Programa de redução voluntária do consumo pela indústria deve entrar em consulta pública

Programa de redução voluntária do consumo pela indústria deve entrar em consulta pública

30 de junho de 2021

Roberto Rockmann*

O programa de redução voluntária da indústria está avançando em conversas entre o Ministério de Minas e Energia e consumidores da indústria. Trabalha-se com a expectativa de que a consulta pública, que poderá ser aberta até o fim de semana, dure entre sete e dez dias corridos para que a iniciativa possa ser iniciada ainda neste mês.

A consulta pública foi uma ideia para evitar problemas futuros com o TCU (Tribunal de Contas da União) e o Ministério Público Federal. Os custos com a aquisição da energia podem ser bancados pelo ESS (Encargos de Serviços do Sistemas). Sem essa utilização extraordinária, o encargo já deveria chegar a R$ 20 bilhões neste ano, com o acionamento intensivo das usinas termelétricas a gás natural, segundo estimativas do mercado.

Na terça-feira (29), de manhã, houve uma reunião do grupo União pela Energia convocada pelos grandes consumidores. Discutiram-se alguns produtos que podem ser criados para consumidores que se dispuserem a reduzir mais de 5% seu gasto com eletricidade.

Evitou-se falar em valores, apenas se disse que os preços precisam ser “saborosos” e refletir o momento atual de escassez. O PLD não tem refletido o cenário de crise. Em documento anterior, usava-se como valor de referência para remuneração R$ 1.557/MWh, resultado do PLDh máximo vigente (R$ 1.197,87) com um prêmio de 30%. O custo de déficit em 2021 estaria em R$ 6.524/MWh.
======
§ TAREFAS A REALIZAR
1 > Liste todos os valores em reais citados no texto sobre o programa de redução do consumo.
2 > Imprima, sem alterações, a parte do texto sobre o programa de redução do consumo que começa com as palavras "Na terça-feira (29), de" e termina com "gasto com eletricidade.".

§ LINHAS LISTADAS
======
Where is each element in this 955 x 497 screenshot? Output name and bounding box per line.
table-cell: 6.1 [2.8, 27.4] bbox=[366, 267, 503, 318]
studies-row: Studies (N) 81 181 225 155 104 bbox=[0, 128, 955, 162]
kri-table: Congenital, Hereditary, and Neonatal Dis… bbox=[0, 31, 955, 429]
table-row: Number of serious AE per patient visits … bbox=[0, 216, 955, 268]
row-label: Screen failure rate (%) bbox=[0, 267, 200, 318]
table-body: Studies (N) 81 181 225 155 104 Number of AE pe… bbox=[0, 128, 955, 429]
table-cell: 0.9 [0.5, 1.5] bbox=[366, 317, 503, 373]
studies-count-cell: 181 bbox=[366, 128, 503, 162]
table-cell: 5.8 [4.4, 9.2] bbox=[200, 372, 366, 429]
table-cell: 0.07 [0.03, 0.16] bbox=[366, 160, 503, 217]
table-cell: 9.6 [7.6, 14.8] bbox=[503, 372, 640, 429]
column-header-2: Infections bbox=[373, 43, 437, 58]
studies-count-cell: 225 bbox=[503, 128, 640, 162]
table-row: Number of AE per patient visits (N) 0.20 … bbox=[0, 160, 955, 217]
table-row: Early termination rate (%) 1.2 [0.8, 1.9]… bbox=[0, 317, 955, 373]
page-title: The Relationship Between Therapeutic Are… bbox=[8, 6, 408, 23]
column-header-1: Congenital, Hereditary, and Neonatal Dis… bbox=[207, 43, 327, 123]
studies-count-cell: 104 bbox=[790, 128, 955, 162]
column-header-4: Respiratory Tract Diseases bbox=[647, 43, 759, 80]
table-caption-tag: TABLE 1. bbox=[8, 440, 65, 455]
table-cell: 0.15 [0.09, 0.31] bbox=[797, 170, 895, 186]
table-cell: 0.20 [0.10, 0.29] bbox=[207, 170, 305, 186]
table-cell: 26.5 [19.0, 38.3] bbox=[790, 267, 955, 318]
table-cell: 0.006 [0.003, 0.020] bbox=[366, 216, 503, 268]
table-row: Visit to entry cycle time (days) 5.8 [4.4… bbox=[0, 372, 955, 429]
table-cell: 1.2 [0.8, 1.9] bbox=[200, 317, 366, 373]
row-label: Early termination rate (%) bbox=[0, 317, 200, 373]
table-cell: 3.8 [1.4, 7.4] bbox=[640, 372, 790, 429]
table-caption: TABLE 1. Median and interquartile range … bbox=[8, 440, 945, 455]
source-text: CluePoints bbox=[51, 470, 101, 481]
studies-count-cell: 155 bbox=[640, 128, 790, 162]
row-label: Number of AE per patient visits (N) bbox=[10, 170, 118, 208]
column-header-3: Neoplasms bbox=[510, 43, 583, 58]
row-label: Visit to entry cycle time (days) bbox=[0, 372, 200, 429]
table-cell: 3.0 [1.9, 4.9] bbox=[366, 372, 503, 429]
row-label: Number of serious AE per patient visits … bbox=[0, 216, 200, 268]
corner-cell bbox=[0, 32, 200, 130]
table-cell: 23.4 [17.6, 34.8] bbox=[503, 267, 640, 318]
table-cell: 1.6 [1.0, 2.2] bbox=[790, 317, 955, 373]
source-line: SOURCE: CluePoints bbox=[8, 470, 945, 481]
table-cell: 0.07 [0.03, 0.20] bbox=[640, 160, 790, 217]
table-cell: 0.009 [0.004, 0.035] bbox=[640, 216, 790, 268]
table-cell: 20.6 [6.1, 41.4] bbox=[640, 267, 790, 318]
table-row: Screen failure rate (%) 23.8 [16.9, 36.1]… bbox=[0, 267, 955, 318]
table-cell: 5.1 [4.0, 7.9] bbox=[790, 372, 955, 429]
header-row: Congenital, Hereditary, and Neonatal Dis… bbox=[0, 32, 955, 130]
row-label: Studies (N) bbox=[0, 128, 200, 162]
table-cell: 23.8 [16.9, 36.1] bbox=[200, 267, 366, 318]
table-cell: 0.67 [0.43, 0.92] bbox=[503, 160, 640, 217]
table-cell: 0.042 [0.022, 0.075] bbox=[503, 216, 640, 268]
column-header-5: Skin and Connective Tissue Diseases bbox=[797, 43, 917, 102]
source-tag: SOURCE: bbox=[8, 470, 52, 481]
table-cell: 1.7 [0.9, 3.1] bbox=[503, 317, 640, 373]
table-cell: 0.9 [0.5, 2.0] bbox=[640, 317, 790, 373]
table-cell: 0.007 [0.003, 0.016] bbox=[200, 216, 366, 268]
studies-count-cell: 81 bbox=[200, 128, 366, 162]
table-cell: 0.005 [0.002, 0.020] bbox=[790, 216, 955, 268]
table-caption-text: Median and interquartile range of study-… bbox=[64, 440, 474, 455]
======
§ RESPOSTAS DAS TAREFAS
1 >
- R$ 20 bilhões
- R$ 1.557/MWh
- R$ 1.197,87
- R$ 6.524/MWh

2 >
Na terça-feira (29), de manhã, houve uma reunião do grupo União pela Energia convocada pelos grandes consumidores. Discutiram-se alguns produtos que podem ser criados para consumidores que se dispuserem a reduzir mais de 5% seu gasto com eletricidade.